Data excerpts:
++++++

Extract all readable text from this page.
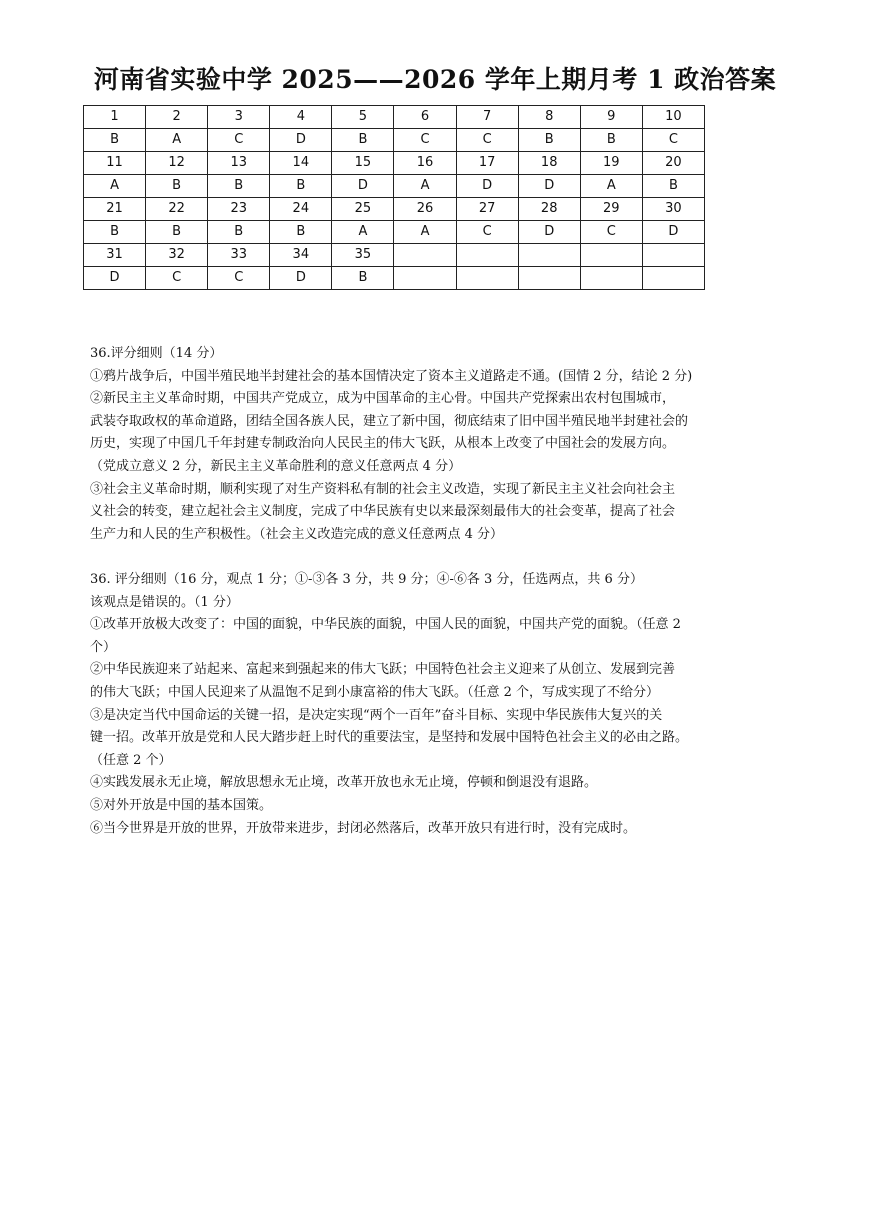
河南省实验中学 2025——2026 学年上期月考 1 政治答案
1	2	3	4	5	6	7	8	9	10
B	A	C	D	B	C	C	B	B	C
11	12	13	14	15	16	17	18	19	20
A	B	B	B	D	A	D	D	A	B
21	22	23	24	25	26	27	28	29	30
B	B	B	B	A	A	C	D	C	D
31	32	33	34	35					
D	C	C	D	B					

36.评分细则（14 分）

①鸦片战争后，中国半殖民地半封建社会的基本国情决定了资本主义道路走不通。(国情 2 分，结论 2 分)

②新民主主义革命时期，中国共产党成立，成为中国革命的主心骨。中国共产党探索出农村包围城市，

武装夺取政权的革命道路，团结全国各族人民，建立了新中国，彻底结束了旧中国半殖民地半封建社会的

历史，实现了中国几千年封建专制政治向人民民主的伟大飞跃，从根本上改变了中国社会的发展方向。

（党成立意义 2 分，新民主主义革命胜利的意义任意两点 4 分）

③社会主义革命时期，顺利实现了对生产资料私有制的社会主义改造，实现了新民主主义社会向社会主

义社会的转变，建立起社会主义制度，完成了中华民族有史以来最深刻最伟大的社会变革，提高了社会

生产力和人民的生产积极性。（社会主义改造完成的意义任意两点 4 分）

36. 评分细则（16 分，观点 1 分；①-③各 3 分，共 9 分；④-⑥各 3 分，任选两点，共 6 分）

该观点是错误的。（1 分）

①改革开放极大改变了：中国的面貌，中华民族的面貌，中国人民的面貌，中国共产党的面貌。（任意 2

个）

②中华民族迎来了站起来、富起来到强起来的伟大飞跃；中国特色社会主义迎来了从创立、发展到完善

的伟大飞跃；中国人民迎来了从温饱不足到小康富裕的伟大飞跃。（任意 2 个，写成实现了不给分）

③是决定当代中国命运的关键一招，是决定实现“两个一百年”奋斗目标、实现中华民族伟大复兴的关

键一招。改革开放是党和人民大踏步赶上时代的重要法宝，是坚持和发展中国特色社会主义的必由之路。

（任意 2 个）

④实践发展永无止境，解放思想永无止境，改革开放也永无止境，停顿和倒退没有退路。

⑤对外开放是中国的基本国策。

⑥当今世界是开放的世界，开放带来进步，封闭必然落后，改革开放只有进行时，没有完成时。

++++++

-- Required task --
Give back all entries exactly. No pictures belong in the copy.

-- Exercise solution --
Extract all readable text from this page.
河南省实验中学 2025——2026 学年上期月考 1 政治答案
1	2	3	4	5	6	7	8	9	10
B	A	C	D	B	C	C	B	B	C
11	12	13	14	15	16	17	18	19	20
A	B	B	B	D	A	D	D	A	B
21	22	23	24	25	26	27	28	29	30
B	B	B	B	A	A	C	D	C	D
31	32	33	34	35					
D	C	C	D	B					

36.评分细则（14 分）

①鸦片战争后，中国半殖民地半封建社会的基本国情决定了资本主义道路走不通。(国情 2 分，结论 2 分)

②新民主主义革命时期，中国共产党成立，成为中国革命的主心骨。中国共产党探索出农村包围城市，

武装夺取政权的革命道路，团结全国各族人民，建立了新中国，彻底结束了旧中国半殖民地半封建社会的

历史，实现了中国几千年封建专制政治向人民民主的伟大飞跃，从根本上改变了中国社会的发展方向。

（党成立意义 2 分，新民主主义革命胜利的意义任意两点 4 分）

③社会主义革命时期，顺利实现了对生产资料私有制的社会主义改造，实现了新民主主义社会向社会主

义社会的转变，建立起社会主义制度，完成了中华民族有史以来最深刻最伟大的社会变革，提高了社会

生产力和人民的生产积极性。（社会主义改造完成的意义任意两点 4 分）

36. 评分细则（16 分，观点 1 分；①-③各 3 分，共 9 分；④-⑥各 3 分，任选两点，共 6 分）

该观点是错误的。（1 分）

①改革开放极大改变了：中国的面貌，中华民族的面貌，中国人民的面貌，中国共产党的面貌。（任意 2

个）

②中华民族迎来了站起来、富起来到强起来的伟大飞跃；中国特色社会主义迎来了从创立、发展到完善

的伟大飞跃；中国人民迎来了从温饱不足到小康富裕的伟大飞跃。（任意 2 个，写成实现了不给分）

③是决定当代中国命运的关键一招，是决定实现“两个一百年”奋斗目标、实现中华民族伟大复兴的关

键一招。改革开放是党和人民大踏步赶上时代的重要法宝，是坚持和发展中国特色社会主义的必由之路。

（任意 2 个）

④实践发展永无止境，解放思想永无止境，改革开放也永无止境，停顿和倒退没有退路。

⑤对外开放是中国的基本国策。

⑥当今世界是开放的世界，开放带来进步，封闭必然落后，改革开放只有进行时，没有完成时。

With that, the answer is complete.